- [Passage à lire]:
++++++

Cependant, Stromae crée l’événement – de nouveau par surprise – en direct du journal télévisé de TF1 ce jeudi 9 janvier, aux côtés d’une Anne-Claire Coudray contemplative du talent de son invité d’exception. En effet, pour rappel, il y présente, en toute fin d’entretien, le sensible et délicat « L’Enfer » au travers duquel il évoque les lourdes conséquences de la dépression, les pensées suicidaires qui ont pu tristement marquer son quotidien, et la grande difficulté de s’en détacher.
Accueil retentissant à la suite de la prestation, remarquable performance par ailleurs, qui aura délié la parole et davantage sensibilisé à la prévention, à la nécessité de ne pas hésiter à demander de l’aide. Encore une fois, l’auteur-compositeur-interprète de génie laisse place à l’humain, pense à l’autre tout en relatant son expérience, ses douleurs les plus enfouies, et repousse les barrières quelles qu’elles soient. Une chose est sûre, les douze pistes qui composeront « Multitude » devraient s’inscrire dans la veine de ces deux premiers extraits. Et ainsi parler au plus grand monde, davantage accentuer sur les émotions parfois tabous, sur lesquels nous pourrions être amenés à fermer les yeux, malgré nous.
• Qu’en est-il donc de ce troisième essai ? ⇒ Voilà qu’un peu plus de huit années durant lesquelles il s’est résolument raréfié sont désormais achevées. « Multitude » est enfin nôtre depuis ce matin, 00h01 pour être tout à fait précis. Et bien évidemment, nous ne pouvions manquer l’occasion de vous débriefer notre expérience d’écoute, après avoir amplement savouré ces deux mises en bouche que sont respectivement « Santé » puis « L’Enfer ».
D’entrée, l’« Invaincu » Stromae répond à ce à quoi nous nous attendions, à savoir un travail de fond et de forme autour de l’humain et de ses complexités. Affaibli mais toujours debout, c’est ainsi qu’il donne le la et rend compte des différents traits de caractères qui définissent l’Homme au sens le plus large du terme. Malgré les épreuves et les difficultés, il en appelle à travers le prisme de son vécu à ce que chacun se batte pour relever la tête de plus belle, s’atteler à de meilleurs lendemains et affirmer sa force d’esprit, sa puissance morale. Cette introduction en la matière n’est autre, à notre sens, que l’extension la plus sincère et pure de ses convictions et valeurs, avant de plonger au cœur de thématiques tantôt plus lourdes, tantôt plus légères.

++++++

- [Données fournies]:
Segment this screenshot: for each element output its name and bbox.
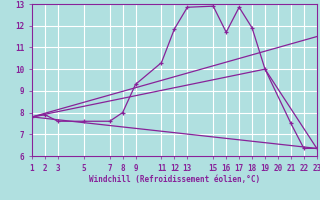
X-axis label: Windchill (Refroidissement éolien,°C): Windchill (Refroidissement éolien,°C): [89, 175, 260, 184]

++++++

- [Énoncé du problème]: Poursuivez la critique de l'album « Multitude » de Stromae en reprenant immédiatement après sa dernière phrase.

- [Résultat de l'exercice]:
Stromae ne manque en effet pas d’explorer l’infidélité et l’épuisement au cœur même d’une routine de couple le temps du contrasté « La Solassitude », et de traiter ce sentiment plus tard avec davantage de dérision au gré de l’humoristique et décalé « Mon Amour ». Aussi, l’artiste dresse un constat quant au regard des gens, incompréhensifs et dédaigneux face à la difficulté par le biais du bouleversant et fictif « Fils De Joie » où il traite avec délicatesse le sujet de la prostitution et cette malheureuse option qui atteste de la nécessité de dernière instance de vouloir s’en sortir pour le bien-être de sa famille, se mettant ainsi dans la peau de l’enfant contemplatif et reconnaissant auprès de sa mère.
Dans « C’Est Que Du Bonheur », Paul se veut plutôt introspectif et va conter avec légèreté son rôle de jeune papa, depuis trois ans maintenant, et témoigne de la joie que lui apporte son bambin au quotidien tant celui-ci lui aura permis de retrouver l’équilibre, redonner un tout autre sens à sa vie. Au travers du titre suivant, « Pas Vraiment », Stromae poursuit son exploration des valeurs familiales et semble dédier cette chanson à sa femme, qui a su être l’épaule réconfortante, le soutien indéfectible dont il avait grandement besoin lorsque a basculé sa vie dans la dépression. Eux deux contre le reste du monde quelque part, au-dessus des jugements et spéculations quant à l’éventuelle durée de leur relation. Comme quoi le véritable amour est bien plus fort quoi qu’il arrive !
Par l’intermédiaire de « Riez », cette fois le prodige évoque la pauvreté. Celle qui quelque part permet aux concernés de vouloir s’affranchir en se projetant dans un avenir où la réussite dicte leur rythme de vie après avoir suffisamment galéré. Le maître mot d’ordre est simple : se surpasser pour rêver plus grand encore. Dans le très actuel « Déclaration », Stromae y va de son morceau engagé et prône le féminisme dans un monde où les inégalités sont encore injustement trop palpables.
Pour finir le disque, Stromae oppose les humeurs à l’aide d’un diptyque habilement ficelé : « Mauvaise Journée » et « Bonne Journée ». Ces deux titres respectifs nous paraissent la synthèse tout à fait cohérente de l’ensemble des dix titres précédents. Textuellement et musicalement parlant, il adapte son propos en fonction de deux moods bien distincts, vous en conviendrez, et célèbre avec bienveillance et pureté les paradoxes qui constituent l’être humain et en font néanmoins sa splendeur la plus incarnée et authentique.
• Et la production ? ⇒ Dans la lignée de ses deux premiers essais, Stromae met un point d’honneur évident à la musique électronique qui l’aura propulsé parmi les icônes de toute une génération. Mais le jeune homme a su renouveler son art et n’a pas hésité à apporter une touche davantage organique à ses productions, en faisant appel à d’autres musiciens venus lui prêter main forte afin de caler quelques accords d’ehru, vièle chinoise, sur « Ma Solassitude », de ney, flûte persane, au gré de « Pas Vraiment » ou encore de « charango » pour les besoins de « Mauvaise Journée », de cumbia sud-américaine dans « Santé ». « Multitude » prend là également tout son sens tant ses influences viennent savoureusement nourrir un voyage international et transcendant au plus près de cultures méconnues de l’occident.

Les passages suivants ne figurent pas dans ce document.